**Input for this task**
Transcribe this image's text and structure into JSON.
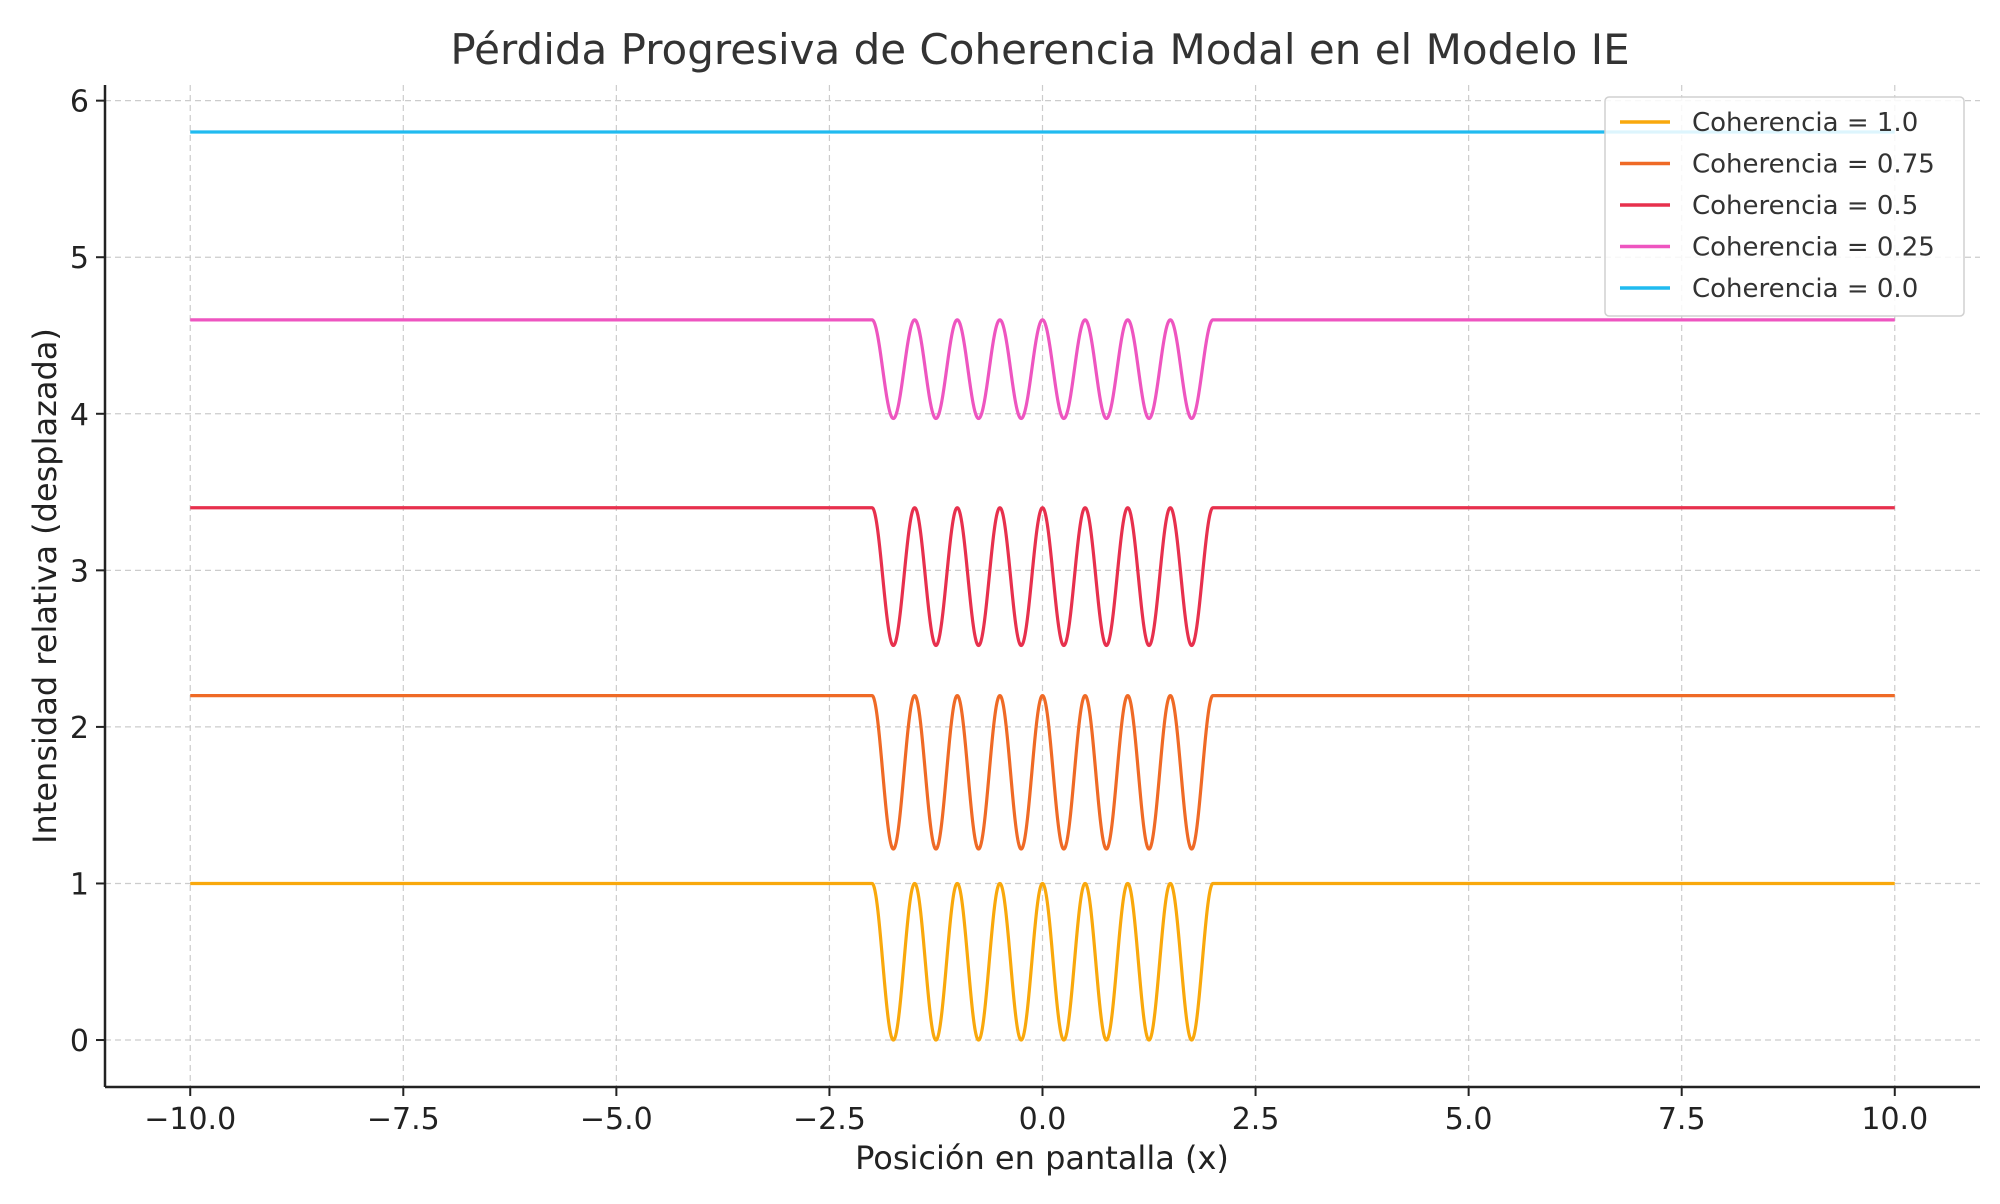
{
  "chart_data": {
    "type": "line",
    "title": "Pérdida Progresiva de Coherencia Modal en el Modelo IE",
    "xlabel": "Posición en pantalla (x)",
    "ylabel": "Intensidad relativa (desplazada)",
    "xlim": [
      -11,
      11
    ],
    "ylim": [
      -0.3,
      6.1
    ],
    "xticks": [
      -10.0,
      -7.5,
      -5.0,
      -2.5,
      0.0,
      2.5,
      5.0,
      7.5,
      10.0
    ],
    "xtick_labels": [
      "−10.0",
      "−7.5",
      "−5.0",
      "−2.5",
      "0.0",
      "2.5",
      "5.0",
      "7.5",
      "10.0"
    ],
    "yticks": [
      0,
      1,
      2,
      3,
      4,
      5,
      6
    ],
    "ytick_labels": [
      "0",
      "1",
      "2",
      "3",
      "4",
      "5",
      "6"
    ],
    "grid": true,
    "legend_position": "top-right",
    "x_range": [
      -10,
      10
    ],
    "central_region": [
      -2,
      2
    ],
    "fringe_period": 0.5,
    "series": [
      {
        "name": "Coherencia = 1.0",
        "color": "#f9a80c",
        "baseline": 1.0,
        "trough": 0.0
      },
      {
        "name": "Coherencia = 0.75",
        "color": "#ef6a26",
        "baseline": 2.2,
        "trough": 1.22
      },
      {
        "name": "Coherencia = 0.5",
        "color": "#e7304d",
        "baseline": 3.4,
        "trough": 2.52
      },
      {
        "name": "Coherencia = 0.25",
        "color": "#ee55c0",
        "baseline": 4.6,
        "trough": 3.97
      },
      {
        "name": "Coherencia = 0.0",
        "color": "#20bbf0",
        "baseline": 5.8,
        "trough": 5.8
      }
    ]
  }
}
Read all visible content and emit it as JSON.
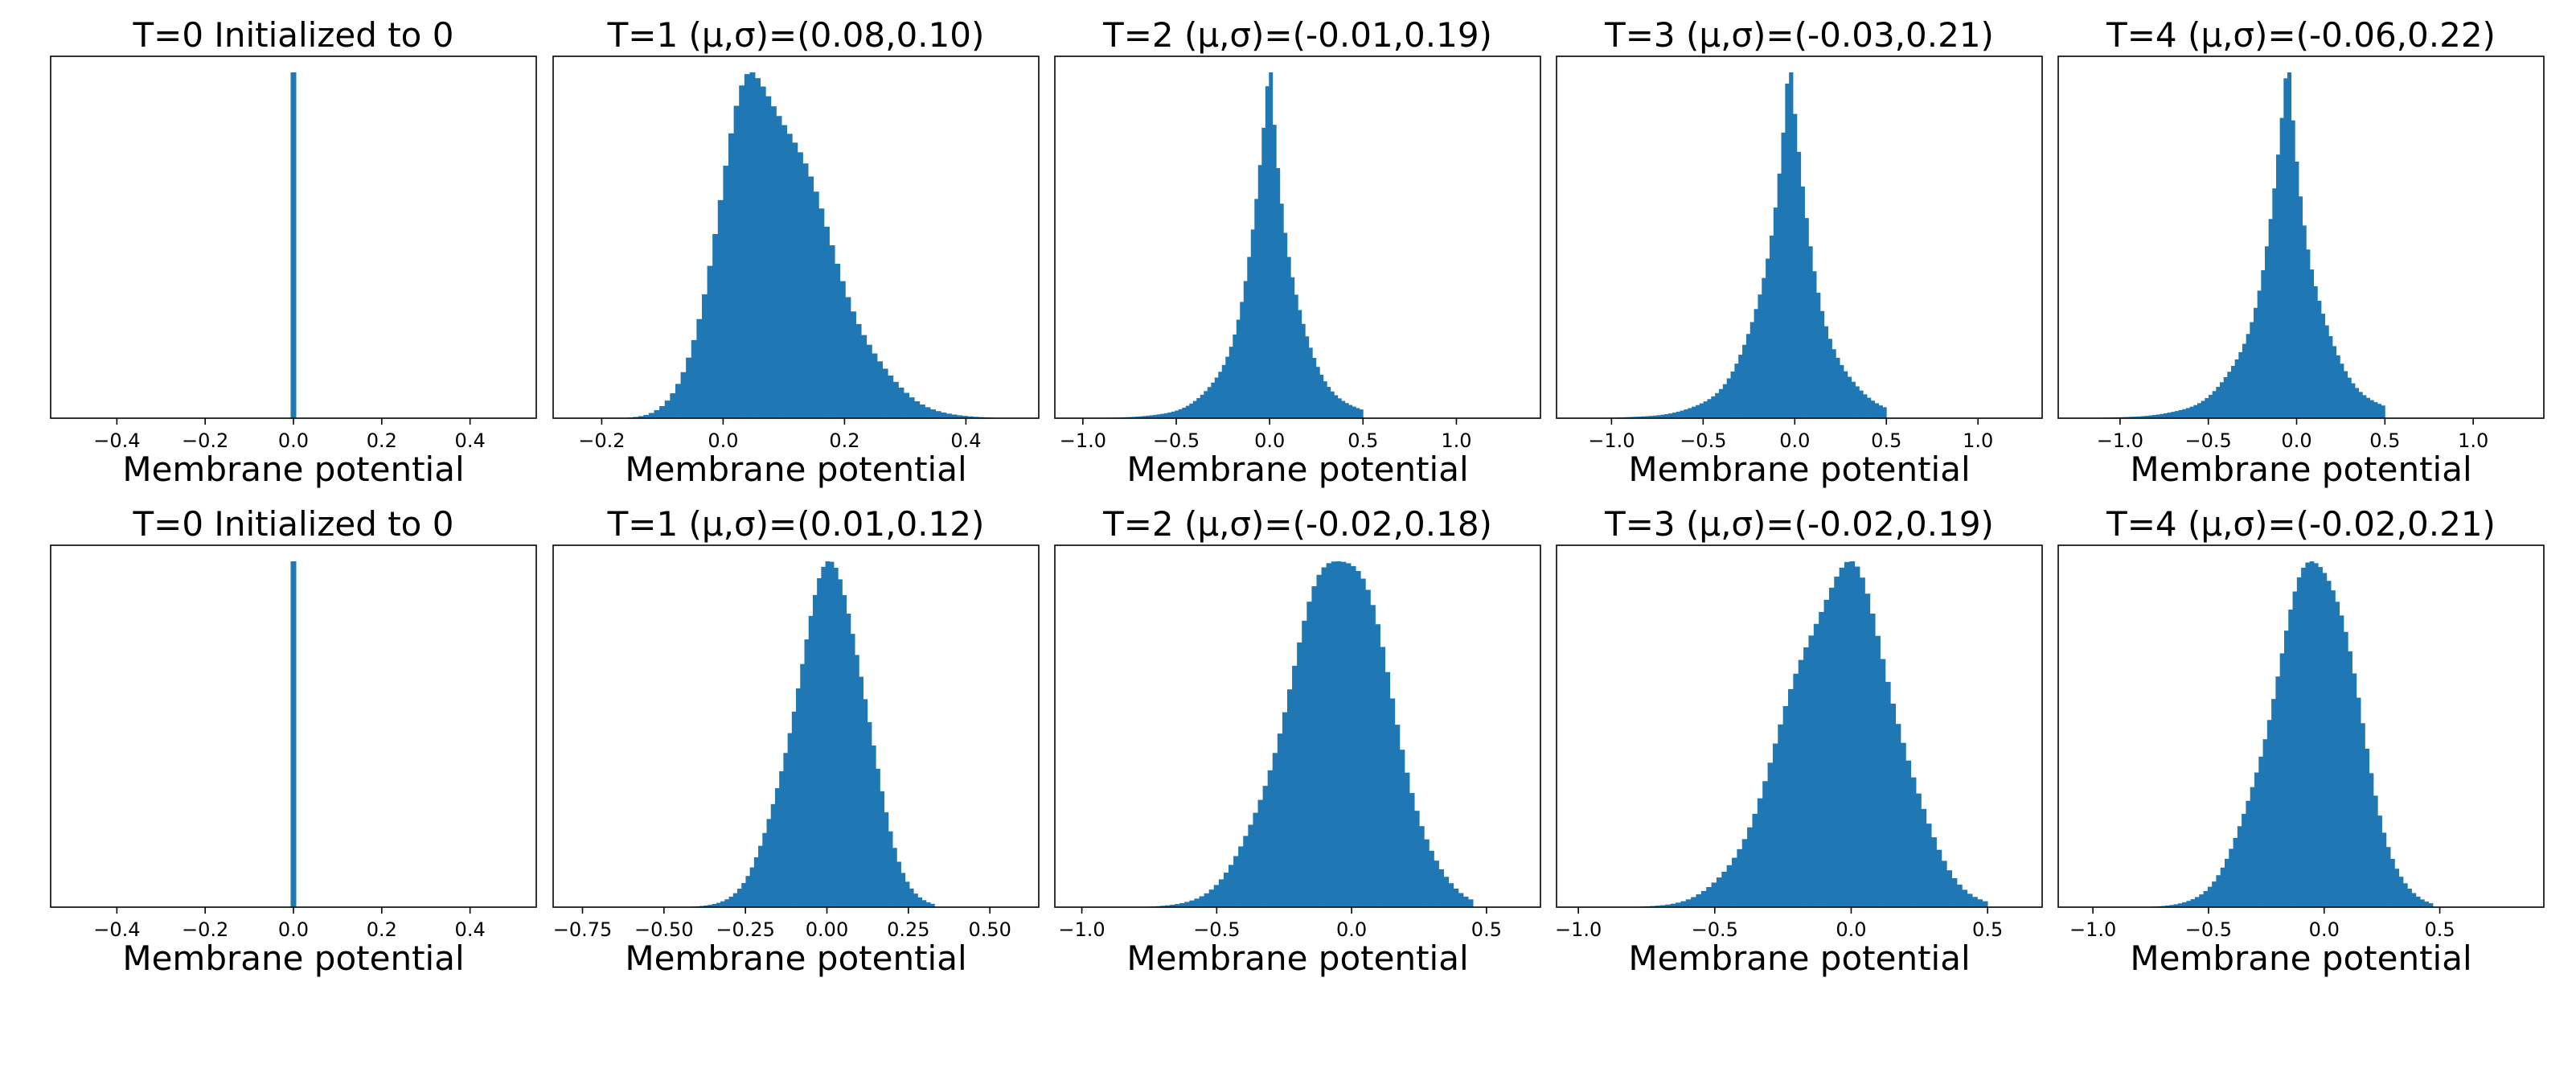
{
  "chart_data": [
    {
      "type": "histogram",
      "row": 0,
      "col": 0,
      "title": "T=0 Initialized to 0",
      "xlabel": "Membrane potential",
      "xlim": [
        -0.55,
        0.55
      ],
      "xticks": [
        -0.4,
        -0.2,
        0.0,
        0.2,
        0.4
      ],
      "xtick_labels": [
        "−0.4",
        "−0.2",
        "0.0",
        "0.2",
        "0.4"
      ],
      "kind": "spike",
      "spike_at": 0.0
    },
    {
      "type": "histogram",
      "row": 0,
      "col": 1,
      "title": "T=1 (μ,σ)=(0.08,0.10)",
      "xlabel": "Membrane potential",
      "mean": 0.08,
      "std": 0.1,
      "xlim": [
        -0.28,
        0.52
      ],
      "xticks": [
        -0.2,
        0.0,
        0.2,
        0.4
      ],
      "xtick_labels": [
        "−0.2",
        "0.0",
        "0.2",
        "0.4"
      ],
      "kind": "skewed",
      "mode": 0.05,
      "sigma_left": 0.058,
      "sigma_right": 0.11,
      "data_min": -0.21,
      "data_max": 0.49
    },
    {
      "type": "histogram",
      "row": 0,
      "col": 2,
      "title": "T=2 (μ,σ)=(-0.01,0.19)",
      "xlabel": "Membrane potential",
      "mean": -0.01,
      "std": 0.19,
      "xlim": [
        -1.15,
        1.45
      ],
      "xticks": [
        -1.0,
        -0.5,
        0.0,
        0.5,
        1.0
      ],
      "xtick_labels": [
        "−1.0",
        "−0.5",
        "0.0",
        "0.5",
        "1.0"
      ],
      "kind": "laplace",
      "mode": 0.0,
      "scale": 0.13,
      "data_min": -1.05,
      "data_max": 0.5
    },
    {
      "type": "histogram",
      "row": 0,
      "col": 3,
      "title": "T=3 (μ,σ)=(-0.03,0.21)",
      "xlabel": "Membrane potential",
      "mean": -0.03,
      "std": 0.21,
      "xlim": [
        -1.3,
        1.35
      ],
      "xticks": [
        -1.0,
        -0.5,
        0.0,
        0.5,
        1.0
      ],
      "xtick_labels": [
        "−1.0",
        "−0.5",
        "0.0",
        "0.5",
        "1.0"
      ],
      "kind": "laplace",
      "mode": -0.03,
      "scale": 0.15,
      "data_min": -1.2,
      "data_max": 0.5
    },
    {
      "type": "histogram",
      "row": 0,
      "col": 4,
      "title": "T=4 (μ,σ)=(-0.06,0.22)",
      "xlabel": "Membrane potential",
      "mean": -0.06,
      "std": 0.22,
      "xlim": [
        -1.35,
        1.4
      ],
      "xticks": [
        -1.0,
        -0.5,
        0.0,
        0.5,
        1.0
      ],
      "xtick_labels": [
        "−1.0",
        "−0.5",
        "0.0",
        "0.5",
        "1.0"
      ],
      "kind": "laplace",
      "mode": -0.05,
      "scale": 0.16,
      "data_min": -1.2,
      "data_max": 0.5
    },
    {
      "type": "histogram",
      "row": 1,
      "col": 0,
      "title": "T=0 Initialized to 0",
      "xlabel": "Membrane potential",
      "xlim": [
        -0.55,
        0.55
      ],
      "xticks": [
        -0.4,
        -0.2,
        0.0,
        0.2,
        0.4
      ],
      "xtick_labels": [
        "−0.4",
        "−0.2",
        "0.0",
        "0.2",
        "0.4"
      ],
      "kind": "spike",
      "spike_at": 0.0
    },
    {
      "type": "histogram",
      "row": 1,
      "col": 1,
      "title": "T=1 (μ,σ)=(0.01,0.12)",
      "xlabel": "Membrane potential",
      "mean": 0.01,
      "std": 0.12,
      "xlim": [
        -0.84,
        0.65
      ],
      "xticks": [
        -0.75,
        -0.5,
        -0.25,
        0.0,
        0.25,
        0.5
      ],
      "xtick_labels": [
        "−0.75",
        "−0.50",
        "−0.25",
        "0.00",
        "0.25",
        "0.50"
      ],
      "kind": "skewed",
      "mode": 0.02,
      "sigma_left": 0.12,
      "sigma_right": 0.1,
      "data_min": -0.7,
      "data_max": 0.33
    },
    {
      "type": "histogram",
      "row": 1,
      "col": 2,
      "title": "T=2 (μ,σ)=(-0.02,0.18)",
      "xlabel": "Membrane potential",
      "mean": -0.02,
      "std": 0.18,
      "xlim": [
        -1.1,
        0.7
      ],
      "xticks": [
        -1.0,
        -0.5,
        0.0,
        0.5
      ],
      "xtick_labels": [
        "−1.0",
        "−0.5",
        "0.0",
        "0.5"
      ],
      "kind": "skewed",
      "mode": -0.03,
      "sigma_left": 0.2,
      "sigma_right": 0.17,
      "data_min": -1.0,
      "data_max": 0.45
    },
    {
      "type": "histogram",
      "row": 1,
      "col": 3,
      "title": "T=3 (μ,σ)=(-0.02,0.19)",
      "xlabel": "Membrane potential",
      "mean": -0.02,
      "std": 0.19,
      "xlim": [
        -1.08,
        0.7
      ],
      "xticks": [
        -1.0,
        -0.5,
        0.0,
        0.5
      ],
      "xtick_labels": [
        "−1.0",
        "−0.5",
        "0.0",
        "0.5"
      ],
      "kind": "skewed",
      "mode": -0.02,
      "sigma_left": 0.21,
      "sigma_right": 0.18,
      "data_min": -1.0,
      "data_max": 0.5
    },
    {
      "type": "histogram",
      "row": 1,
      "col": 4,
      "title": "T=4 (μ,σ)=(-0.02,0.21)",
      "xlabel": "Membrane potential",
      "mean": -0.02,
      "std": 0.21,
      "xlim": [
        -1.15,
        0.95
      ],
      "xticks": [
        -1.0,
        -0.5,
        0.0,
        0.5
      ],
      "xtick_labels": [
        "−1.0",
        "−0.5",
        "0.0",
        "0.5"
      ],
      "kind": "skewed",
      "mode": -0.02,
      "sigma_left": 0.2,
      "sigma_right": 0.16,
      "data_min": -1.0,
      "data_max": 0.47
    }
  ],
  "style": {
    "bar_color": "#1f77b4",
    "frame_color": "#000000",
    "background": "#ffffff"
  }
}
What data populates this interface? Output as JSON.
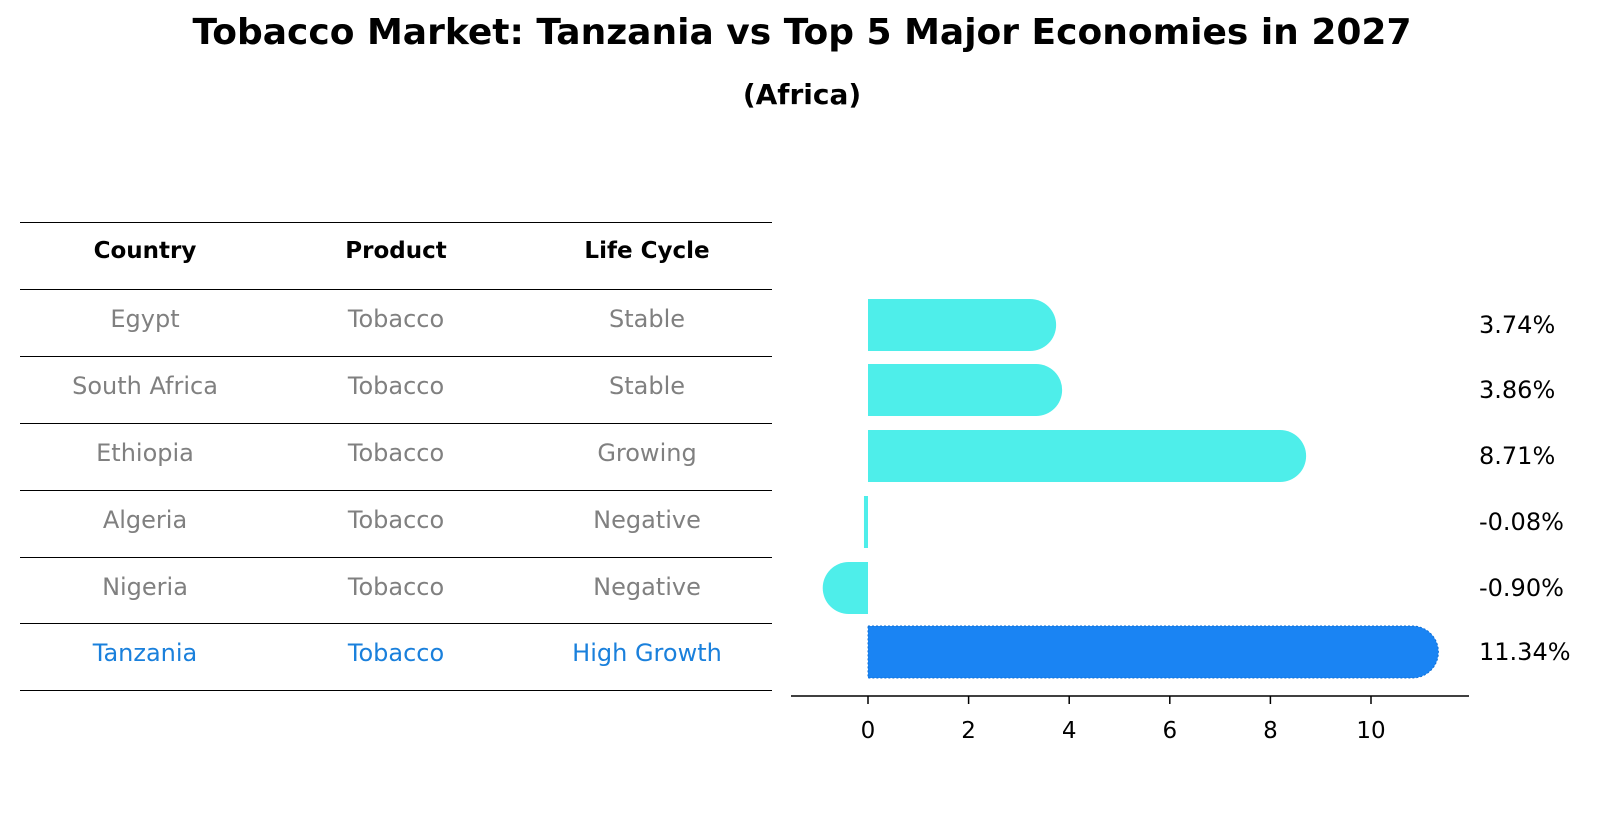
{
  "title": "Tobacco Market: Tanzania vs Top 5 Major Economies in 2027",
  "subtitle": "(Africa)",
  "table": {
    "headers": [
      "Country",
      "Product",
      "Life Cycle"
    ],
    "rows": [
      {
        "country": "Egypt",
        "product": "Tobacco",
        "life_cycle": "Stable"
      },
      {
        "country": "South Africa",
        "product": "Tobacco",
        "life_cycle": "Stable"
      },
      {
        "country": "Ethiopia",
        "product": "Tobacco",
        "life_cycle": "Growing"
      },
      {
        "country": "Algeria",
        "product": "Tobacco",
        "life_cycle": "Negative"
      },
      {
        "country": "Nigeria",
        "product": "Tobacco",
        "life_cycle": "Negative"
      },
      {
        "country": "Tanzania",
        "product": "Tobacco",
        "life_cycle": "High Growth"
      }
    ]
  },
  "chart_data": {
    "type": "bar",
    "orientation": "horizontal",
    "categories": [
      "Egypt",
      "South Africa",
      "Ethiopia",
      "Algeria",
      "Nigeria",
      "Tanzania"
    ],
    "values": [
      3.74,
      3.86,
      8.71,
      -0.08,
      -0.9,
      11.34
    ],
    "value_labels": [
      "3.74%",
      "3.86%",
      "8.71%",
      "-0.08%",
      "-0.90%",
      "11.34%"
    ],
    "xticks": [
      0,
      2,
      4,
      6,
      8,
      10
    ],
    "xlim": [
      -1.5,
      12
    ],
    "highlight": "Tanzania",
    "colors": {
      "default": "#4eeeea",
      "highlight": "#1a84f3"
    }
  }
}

**Written request**
Looking at the listing above, count the lines that contain "name" and give nothing but the number.

**Full solution**
5